- _Task inputs_

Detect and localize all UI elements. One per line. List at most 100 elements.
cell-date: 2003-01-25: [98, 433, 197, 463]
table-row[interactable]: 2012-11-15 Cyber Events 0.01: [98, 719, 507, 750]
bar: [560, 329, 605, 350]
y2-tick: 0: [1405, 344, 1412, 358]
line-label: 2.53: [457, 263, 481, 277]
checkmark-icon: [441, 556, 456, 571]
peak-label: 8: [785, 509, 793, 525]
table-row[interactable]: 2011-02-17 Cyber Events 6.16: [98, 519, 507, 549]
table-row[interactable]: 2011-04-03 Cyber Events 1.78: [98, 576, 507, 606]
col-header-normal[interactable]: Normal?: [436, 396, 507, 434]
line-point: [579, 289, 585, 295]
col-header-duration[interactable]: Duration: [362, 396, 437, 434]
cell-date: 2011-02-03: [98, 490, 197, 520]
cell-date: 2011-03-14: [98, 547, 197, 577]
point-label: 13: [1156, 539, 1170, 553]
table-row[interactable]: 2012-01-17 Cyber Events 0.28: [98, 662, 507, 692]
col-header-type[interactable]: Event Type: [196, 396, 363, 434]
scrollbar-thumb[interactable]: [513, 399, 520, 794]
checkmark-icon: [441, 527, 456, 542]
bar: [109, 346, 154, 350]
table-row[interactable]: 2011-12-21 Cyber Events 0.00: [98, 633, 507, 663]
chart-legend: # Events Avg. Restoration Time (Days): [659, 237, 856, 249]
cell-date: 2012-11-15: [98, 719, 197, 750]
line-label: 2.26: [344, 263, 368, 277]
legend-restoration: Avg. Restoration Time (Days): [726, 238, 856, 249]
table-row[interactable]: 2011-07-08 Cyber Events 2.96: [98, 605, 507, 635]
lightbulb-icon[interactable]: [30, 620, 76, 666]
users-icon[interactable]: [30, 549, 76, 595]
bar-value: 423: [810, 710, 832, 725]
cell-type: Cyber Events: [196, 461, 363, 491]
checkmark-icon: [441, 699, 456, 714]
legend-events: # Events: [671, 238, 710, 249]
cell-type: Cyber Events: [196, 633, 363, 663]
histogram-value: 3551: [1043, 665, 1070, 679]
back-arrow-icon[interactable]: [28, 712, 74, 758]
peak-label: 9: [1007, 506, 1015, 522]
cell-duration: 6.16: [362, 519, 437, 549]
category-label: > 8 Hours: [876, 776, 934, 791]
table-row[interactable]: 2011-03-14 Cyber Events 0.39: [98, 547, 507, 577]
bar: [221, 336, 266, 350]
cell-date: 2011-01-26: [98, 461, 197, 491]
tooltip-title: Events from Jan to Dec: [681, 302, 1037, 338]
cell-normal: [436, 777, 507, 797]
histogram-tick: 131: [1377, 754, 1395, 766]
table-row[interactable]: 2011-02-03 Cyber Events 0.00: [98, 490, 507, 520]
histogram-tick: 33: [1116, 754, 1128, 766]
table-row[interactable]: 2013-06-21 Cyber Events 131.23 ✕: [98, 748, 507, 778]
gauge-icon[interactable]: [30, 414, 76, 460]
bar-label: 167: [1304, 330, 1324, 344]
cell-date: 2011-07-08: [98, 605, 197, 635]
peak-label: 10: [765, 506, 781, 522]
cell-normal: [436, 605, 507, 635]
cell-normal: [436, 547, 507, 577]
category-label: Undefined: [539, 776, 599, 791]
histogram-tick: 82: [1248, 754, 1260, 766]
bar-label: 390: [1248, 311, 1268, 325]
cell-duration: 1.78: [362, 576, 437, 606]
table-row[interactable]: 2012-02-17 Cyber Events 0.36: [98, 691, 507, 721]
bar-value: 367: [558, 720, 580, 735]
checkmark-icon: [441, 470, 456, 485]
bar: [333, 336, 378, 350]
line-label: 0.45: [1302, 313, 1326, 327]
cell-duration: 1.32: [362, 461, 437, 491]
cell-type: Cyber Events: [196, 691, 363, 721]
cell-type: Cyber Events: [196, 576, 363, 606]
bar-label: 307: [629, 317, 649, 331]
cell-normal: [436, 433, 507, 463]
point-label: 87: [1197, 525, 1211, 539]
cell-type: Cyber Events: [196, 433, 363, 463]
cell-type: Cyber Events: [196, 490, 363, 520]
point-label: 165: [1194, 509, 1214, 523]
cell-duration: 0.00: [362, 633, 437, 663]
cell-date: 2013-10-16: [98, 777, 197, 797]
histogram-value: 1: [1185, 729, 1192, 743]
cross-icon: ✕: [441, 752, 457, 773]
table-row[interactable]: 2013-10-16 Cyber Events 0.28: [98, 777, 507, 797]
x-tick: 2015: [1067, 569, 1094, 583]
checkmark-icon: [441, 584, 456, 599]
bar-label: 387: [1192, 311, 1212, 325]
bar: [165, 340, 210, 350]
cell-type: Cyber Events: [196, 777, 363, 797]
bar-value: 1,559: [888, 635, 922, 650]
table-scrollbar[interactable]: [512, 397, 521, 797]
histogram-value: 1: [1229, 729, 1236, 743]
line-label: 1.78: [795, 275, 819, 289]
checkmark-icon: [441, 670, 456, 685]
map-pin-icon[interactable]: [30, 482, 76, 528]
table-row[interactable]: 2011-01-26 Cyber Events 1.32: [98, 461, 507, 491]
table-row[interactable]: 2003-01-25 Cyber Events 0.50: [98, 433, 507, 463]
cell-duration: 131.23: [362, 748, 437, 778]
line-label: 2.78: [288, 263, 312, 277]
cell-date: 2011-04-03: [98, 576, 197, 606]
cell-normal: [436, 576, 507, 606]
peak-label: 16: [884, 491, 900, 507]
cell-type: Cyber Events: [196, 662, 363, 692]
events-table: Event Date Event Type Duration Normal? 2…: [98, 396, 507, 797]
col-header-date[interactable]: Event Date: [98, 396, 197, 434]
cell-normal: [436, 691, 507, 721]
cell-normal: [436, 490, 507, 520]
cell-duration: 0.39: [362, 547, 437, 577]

- _Description of the task_
Copy the material above line for line, keeping every character unchanged.

- _Solution for this task_
Detect and localize all UI elements. One per line. List at most 100 elements.
cell-date: 2003-01-25: [98, 433, 197, 463]
table-row[interactable]: 2012-11-15 Cyber Events 0.01: [98, 719, 507, 750]
bar: [560, 329, 605, 350]
y2-tick: 0: [1405, 344, 1412, 358]
line-label: 2.53: [457, 263, 481, 277]
checkmark-icon: [441, 556, 456, 571]
peak-label: 8: [785, 509, 793, 525]
table-row[interactable]: 2011-02-17 Cyber Events 6.16: [98, 519, 507, 549]
table-row[interactable]: 2011-04-03 Cyber Events 1.78: [98, 576, 507, 606]
col-header-normal[interactable]: Normal?: [436, 396, 507, 434]
line-point: [579, 289, 585, 295]
col-header-duration[interactable]: Duration: [362, 396, 437, 434]
cell-date: 2011-02-03: [98, 490, 197, 520]
cell-date: 2011-03-14: [98, 547, 197, 577]
point-label: 13: [1156, 539, 1170, 553]
table-row[interactable]: 2012-01-17 Cyber Events 0.28: [98, 662, 507, 692]
col-header-type[interactable]: Event Type: [196, 396, 363, 434]
scrollbar-thumb[interactable]: [513, 399, 520, 794]
checkmark-icon: [441, 527, 456, 542]
bar: [109, 346, 154, 350]
table-row[interactable]: 2011-12-21 Cyber Events 0.00: [98, 633, 507, 663]
chart-legend: # Events Avg. Restoration Time (Days): [659, 237, 856, 249]
cell-date: 2012-11-15: [98, 719, 197, 750]
line-label: 2.26: [344, 263, 368, 277]
legend-restoration: Avg. Restoration Time (Days): [726, 238, 856, 249]
table-row[interactable]: 2011-07-08 Cyber Events 2.96: [98, 605, 507, 635]
lightbulb-icon[interactable]: [30, 620, 76, 666]
users-icon[interactable]: [30, 549, 76, 595]
bar-value: 423: [810, 710, 832, 725]
cell-type: Cyber Events: [196, 461, 363, 491]
checkmark-icon: [441, 699, 456, 714]
legend-events: # Events: [671, 238, 710, 249]
cell-type: Cyber Events: [196, 633, 363, 663]
histogram-value: 3551: [1043, 665, 1070, 679]
back-arrow-icon[interactable]: [28, 712, 74, 758]
peak-label: 9: [1007, 506, 1015, 522]
cell-duration: 6.16: [362, 519, 437, 549]
category-label: > 8 Hours: [876, 776, 934, 791]
table-row[interactable]: 2011-03-14 Cyber Events 0.39: [98, 547, 507, 577]
bar: [221, 336, 266, 350]
cell-date: 2011-01-26: [98, 461, 197, 491]
tooltip-title: Events from Jan to Dec: [681, 302, 1037, 338]
cell-normal: [436, 777, 507, 797]
histogram-tick: 131: [1377, 754, 1395, 766]
table-row[interactable]: 2011-02-03 Cyber Events 0.00: [98, 490, 507, 520]
histogram-tick: 33: [1116, 754, 1128, 766]
table-row[interactable]: 2013-06-21 Cyber Events 131.23 ✕: [98, 748, 507, 778]
gauge-icon[interactable]: [30, 414, 76, 460]
bar-label: 167: [1304, 330, 1324, 344]
cell-date: 2011-07-08: [98, 605, 197, 635]
peak-label: 10: [765, 506, 781, 522]
cell-normal: [436, 605, 507, 635]
cell-normal: [436, 547, 507, 577]
category-label: Undefined: [539, 776, 599, 791]
histogram-tick: 82: [1248, 754, 1260, 766]
bar-label: 390: [1248, 311, 1268, 325]
cell-duration: 1.78: [362, 576, 437, 606]
table-row[interactable]: 2012-02-17 Cyber Events 0.36: [98, 691, 507, 721]
bar-value: 367: [558, 720, 580, 735]
checkmark-icon: [441, 470, 456, 485]
bar: [333, 336, 378, 350]
line-label: 0.45: [1302, 313, 1326, 327]
cell-duration: 1.32: [362, 461, 437, 491]
cell-type: Cyber Events: [196, 691, 363, 721]
cell-type: Cyber Events: [196, 576, 363, 606]
bar-label: 307: [629, 317, 649, 331]
cell-normal: [436, 433, 507, 463]
point-label: 87: [1197, 525, 1211, 539]
cell-type: Cyber Events: [196, 433, 363, 463]
cell-type: Cyber Events: [196, 490, 363, 520]
point-label: 165: [1194, 509, 1214, 523]
cell-duration: 0.00: [362, 633, 437, 663]
cell-date: 2013-10-16: [98, 777, 197, 797]
histogram-value: 1: [1185, 729, 1192, 743]
cross-icon: ✕: [441, 752, 457, 773]
table-row[interactable]: 2013-10-16 Cyber Events 0.28: [98, 777, 507, 797]
x-tick: 2015: [1067, 569, 1094, 583]
checkmark-icon: [441, 584, 456, 599]
bar-label: 387: [1192, 311, 1212, 325]
bar: [165, 340, 210, 350]
cell-type: Cyber Events: [196, 777, 363, 797]
bar-value: 1,559: [888, 635, 922, 650]
table-scrollbar[interactable]: [512, 397, 521, 797]
histogram-value: 1: [1229, 729, 1236, 743]
line-label: 1.78: [795, 275, 819, 289]
checkmark-icon: [441, 670, 456, 685]
map-pin-icon[interactable]: [30, 482, 76, 528]
table-row[interactable]: 2011-01-26 Cyber Events 1.32: [98, 461, 507, 491]
table-row[interactable]: 2003-01-25 Cyber Events 0.50: [98, 433, 507, 463]
cell-duration: 131.23: [362, 748, 437, 778]
line-label: 2.78: [288, 263, 312, 277]
cell-date: 2011-04-03: [98, 576, 197, 606]
cell-normal: [436, 576, 507, 606]
peak-label: 16: [884, 491, 900, 507]
cell-type: Cyber Events: [196, 662, 363, 692]
events-table: Event Date Event Type Duration Normal? 2…: [98, 396, 507, 797]
col-header-date[interactable]: Event Date: [98, 396, 197, 434]
cell-normal: [436, 691, 507, 721]
cell-normal: [436, 490, 507, 520]
cell-duration: 0.39: [362, 547, 437, 577]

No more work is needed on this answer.